Transcribe the material in full, exactly as written.

════════

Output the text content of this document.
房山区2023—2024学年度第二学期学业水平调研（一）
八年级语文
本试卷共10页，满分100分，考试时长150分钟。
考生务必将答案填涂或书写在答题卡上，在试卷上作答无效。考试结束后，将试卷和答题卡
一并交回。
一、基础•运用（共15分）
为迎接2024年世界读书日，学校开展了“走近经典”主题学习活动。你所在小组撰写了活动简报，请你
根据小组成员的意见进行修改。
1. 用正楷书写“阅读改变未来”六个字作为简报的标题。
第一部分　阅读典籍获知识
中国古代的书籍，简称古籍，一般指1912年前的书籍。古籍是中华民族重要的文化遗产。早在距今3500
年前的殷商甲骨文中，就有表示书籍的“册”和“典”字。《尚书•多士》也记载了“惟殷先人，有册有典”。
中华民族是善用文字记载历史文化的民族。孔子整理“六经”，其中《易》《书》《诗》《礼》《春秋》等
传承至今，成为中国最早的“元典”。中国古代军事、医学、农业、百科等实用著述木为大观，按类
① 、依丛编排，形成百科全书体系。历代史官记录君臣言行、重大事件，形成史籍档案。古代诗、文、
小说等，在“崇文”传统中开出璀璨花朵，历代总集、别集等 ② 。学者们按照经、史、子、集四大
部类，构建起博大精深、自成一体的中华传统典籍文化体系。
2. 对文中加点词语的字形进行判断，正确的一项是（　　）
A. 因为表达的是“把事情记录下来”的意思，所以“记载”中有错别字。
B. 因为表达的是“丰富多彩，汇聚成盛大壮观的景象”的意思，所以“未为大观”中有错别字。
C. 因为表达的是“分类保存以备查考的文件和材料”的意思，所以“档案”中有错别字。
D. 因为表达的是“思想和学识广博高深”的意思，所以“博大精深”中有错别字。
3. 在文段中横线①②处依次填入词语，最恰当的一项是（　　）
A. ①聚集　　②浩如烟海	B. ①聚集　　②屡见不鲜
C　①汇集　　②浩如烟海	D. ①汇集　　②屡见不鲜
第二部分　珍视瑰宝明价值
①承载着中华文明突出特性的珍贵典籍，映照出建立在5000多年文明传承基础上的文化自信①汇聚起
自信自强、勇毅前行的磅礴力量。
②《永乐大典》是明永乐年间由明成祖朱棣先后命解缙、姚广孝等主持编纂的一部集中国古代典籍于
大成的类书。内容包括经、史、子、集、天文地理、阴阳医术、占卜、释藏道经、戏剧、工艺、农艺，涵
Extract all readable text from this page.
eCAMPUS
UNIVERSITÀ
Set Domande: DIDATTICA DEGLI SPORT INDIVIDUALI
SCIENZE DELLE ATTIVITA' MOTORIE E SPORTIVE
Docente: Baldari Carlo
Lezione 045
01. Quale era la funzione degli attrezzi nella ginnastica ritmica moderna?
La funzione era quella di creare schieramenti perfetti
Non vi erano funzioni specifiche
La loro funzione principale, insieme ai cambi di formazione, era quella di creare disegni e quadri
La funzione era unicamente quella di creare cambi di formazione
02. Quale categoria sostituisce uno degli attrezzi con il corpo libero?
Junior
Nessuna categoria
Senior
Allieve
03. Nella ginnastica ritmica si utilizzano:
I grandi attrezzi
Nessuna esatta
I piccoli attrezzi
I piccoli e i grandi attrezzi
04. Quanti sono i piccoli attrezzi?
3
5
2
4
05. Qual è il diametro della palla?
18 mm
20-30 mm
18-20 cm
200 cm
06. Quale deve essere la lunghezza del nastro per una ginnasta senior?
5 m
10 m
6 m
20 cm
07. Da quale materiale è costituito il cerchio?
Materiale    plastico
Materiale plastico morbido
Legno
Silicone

════════

== Complete output ==
Output the text content of this document.
房山区2023—2024学年度第二学期学业水平调研（一）
八年级语文
本试卷共10页，满分100分，考试时长150分钟。
考生务必将答案填涂或书写在答题卡上，在试卷上作答无效。考试结束后，将试卷和答题卡
一并交回。
一、基础•运用（共15分）
为迎接2024年世界读书日，学校开展了“走近经典”主题学习活动。你所在小组撰写了活动简报，请你
根据小组成员的意见进行修改。
1. 用正楷书写“阅读改变未来”六个字作为简报的标题。
第一部分　阅读典籍获知识
中国古代的书籍，简称古籍，一般指1912年前的书籍。古籍是中华民族重要的文化遗产。早在距今3500
年前的殷商甲骨文中，就有表示书籍的“册”和“典”字。《尚书•多士》也记载了“惟殷先人，有册有典”。
中华民族是善用文字记载历史文化的民族。孔子整理“六经”，其中《易》《书》《诗》《礼》《春秋》等
传承至今，成为中国最早的“元典”。中国古代军事、医学、农业、百科等实用著述木为大观，按类
① 、依丛编排，形成百科全书体系。历代史官记录君臣言行、重大事件，形成史籍档案。古代诗、文、
小说等，在“崇文”传统中开出璀璨花朵，历代总集、别集等 ② 。学者们按照经、史、子、集四大
部类，构建起博大精深、自成一体的中华传统典籍文化体系。
2. 对文中加点词语的字形进行判断，正确的一项是（　　）
A. 因为表达的是“把事情记录下来”的意思，所以“记载”中有错别字。
B. 因为表达的是“丰富多彩，汇聚成盛大壮观的景象”的意思，所以“未为大观”中有错别字。
C. 因为表达的是“分类保存以备查考的文件和材料”的意思，所以“档案”中有错别字。
D. 因为表达的是“思想和学识广博高深”的意思，所以“博大精深”中有错别字。
3. 在文段中横线①②处依次填入词语，最恰当的一项是（　　）
A. ①聚集　　②浩如烟海	B. ①聚集　　②屡见不鲜
C　①汇集　　②浩如烟海	D. ①汇集　　②屡见不鲜
第二部分　珍视瑰宝明价值
①承载着中华文明突出特性的珍贵典籍，映照出建立在5000多年文明传承基础上的文化自信①汇聚起
自信自强、勇毅前行的磅礴力量。
②《永乐大典》是明永乐年间由明成祖朱棣先后命解缙、姚广孝等主持编纂的一部集中国古代典籍于
大成的类书。内容包括经、史、子、集、天文地理、阴阳医术、占卜、释藏道经、戏剧、工艺、农艺，涵
Extract all readable text from this page.
eCAMPUS
UNIVERSITÀ
Set Domande: DIDATTICA DEGLI SPORT INDIVIDUALI
SCIENZE DELLE ATTIVITA' MOTORIE E SPORTIVE
Docente: Baldari Carlo
Lezione 045
01. Quale era la funzione degli attrezzi nella ginnastica ritmica moderna?
La funzione era quella di creare schieramenti perfetti
Non vi erano funzioni specifiche
La loro funzione principale, insieme ai cambi di formazione, era quella di creare disegni e quadri
La funzione era unicamente quella di creare cambi di formazione
02. Quale categoria sostituisce uno degli attrezzi con il corpo libero?
Junior
Nessuna categoria
Senior
Allieve
03. Nella ginnastica ritmica si utilizzano:
I grandi attrezzi
Nessuna esatta
I piccoli attrezzi
I piccoli e i grandi attrezzi
04. Quanti sono i piccoli attrezzi?
3
5
2
4
05. Qual è il diametro della palla?
18 mm
20-30 mm
18-20 cm
200 cm
06. Quale deve essere la lunghezza del nastro per una ginnasta senior?
5 m
10 m
6 m
20 cm
07. Da quale materiale è costituito il cerchio?
Materiale    plastico
Materiale plastico morbido
Legno
Silicone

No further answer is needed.